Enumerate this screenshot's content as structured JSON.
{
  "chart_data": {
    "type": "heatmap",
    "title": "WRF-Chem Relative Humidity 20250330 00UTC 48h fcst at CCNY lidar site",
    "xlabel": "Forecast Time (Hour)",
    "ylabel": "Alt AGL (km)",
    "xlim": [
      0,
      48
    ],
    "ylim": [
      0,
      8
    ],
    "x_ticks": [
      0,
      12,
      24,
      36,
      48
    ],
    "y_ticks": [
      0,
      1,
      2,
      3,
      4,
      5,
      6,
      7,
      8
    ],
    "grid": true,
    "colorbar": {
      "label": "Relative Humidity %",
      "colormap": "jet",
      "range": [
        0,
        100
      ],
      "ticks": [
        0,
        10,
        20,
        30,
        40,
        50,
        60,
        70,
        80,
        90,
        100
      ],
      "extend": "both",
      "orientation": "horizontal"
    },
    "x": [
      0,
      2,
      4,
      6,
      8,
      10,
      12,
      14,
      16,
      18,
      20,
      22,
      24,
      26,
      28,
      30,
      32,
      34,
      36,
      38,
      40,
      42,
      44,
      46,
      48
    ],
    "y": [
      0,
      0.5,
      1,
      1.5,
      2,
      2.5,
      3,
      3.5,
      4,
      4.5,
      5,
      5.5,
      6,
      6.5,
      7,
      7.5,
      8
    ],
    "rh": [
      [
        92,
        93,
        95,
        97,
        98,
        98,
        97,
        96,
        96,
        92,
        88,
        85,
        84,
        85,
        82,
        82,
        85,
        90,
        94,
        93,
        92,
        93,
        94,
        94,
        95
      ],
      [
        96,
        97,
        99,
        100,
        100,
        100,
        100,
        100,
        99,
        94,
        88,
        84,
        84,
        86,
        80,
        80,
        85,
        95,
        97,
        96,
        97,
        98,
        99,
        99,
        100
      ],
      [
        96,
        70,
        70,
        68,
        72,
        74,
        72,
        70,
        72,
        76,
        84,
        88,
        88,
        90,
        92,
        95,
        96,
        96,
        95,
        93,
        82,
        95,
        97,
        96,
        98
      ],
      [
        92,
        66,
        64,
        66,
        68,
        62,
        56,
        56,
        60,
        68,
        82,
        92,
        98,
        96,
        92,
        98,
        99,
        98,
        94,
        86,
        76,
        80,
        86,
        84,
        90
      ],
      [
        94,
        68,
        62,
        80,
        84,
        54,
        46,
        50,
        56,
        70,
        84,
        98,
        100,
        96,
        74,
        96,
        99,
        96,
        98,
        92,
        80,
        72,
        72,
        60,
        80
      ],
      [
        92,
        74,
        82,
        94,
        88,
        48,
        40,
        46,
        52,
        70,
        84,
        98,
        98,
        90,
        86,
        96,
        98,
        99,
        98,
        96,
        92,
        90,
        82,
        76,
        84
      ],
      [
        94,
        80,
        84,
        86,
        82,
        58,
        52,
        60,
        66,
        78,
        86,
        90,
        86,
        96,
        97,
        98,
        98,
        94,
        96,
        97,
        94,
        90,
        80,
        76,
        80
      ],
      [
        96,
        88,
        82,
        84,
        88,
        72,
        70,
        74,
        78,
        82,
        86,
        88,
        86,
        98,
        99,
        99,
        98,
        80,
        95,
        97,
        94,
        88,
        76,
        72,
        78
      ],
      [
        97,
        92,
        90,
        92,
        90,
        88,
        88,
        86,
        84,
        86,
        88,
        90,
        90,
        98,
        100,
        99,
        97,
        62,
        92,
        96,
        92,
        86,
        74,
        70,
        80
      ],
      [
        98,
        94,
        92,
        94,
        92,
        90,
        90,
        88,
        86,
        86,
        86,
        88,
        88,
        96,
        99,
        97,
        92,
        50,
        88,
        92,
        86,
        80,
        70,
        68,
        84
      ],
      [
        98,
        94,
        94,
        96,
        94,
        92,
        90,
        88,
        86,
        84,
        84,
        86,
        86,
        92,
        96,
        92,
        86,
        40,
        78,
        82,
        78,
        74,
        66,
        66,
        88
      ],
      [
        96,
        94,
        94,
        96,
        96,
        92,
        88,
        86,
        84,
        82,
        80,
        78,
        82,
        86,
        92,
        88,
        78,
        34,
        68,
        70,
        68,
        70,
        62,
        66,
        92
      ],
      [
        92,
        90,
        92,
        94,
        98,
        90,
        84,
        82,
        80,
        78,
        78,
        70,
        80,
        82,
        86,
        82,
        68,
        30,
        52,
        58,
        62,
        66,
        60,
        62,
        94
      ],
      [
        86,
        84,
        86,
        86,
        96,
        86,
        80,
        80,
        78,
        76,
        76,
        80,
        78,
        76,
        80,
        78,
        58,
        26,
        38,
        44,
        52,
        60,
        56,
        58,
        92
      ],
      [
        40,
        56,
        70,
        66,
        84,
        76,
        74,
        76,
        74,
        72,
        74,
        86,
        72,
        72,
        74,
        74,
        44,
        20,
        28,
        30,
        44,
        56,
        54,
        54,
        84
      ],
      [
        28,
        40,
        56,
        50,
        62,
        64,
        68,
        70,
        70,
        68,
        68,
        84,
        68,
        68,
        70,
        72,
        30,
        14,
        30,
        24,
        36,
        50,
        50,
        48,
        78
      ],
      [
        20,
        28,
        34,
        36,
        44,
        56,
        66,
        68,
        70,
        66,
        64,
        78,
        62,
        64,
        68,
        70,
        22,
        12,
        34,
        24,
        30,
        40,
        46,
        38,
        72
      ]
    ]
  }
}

○ ○ ○

Tally the lines of the data that contain the string "Relative" and report the total alone.

2